(Data extracted from a collection)
— begin —
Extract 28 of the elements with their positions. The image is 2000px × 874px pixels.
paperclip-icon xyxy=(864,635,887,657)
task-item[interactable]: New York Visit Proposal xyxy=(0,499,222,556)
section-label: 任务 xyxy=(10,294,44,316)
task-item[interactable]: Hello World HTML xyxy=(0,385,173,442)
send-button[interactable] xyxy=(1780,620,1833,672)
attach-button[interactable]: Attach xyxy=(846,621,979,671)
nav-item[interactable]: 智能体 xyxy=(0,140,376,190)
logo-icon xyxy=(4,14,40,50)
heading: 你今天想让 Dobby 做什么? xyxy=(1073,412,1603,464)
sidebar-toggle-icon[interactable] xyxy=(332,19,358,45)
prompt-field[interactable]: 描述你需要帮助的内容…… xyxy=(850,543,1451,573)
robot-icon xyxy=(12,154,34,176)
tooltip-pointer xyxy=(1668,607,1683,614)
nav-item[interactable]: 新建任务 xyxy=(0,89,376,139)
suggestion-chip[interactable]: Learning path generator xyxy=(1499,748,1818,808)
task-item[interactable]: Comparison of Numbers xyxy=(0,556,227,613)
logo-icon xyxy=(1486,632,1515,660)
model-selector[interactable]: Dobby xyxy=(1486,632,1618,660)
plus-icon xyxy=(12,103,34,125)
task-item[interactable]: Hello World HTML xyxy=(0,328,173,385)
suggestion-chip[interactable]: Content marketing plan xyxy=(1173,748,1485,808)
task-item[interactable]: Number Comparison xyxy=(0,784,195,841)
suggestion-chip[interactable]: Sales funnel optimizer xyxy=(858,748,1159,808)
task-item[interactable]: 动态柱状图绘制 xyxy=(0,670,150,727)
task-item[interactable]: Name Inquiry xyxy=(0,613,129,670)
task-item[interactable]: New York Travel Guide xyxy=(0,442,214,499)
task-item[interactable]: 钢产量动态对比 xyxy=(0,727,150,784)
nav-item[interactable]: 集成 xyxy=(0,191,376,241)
— end —
PROBLEM REQUIREMENTS: Lay out the material from its first line through the line containing "send-button[interactable] xyxy=(1780,620,1833,672)" as a JSON list of strings, one string per line, omitting blank lines.

EXERCISE RESPONSE:
[
  "Extract 28 of the elements with their positions. The image is 2000px × 874px pixels.",
  "paperclip-icon xyxy=(864,635,887,657)",
  "task-item[interactable]: New York Visit Proposal xyxy=(0,499,222,556)",
  "section-label: 任务 xyxy=(10,294,44,316)",
  "task-item[interactable]: Hello World HTML xyxy=(0,385,173,442)",
  "send-button[interactable] xyxy=(1780,620,1833,672)"
]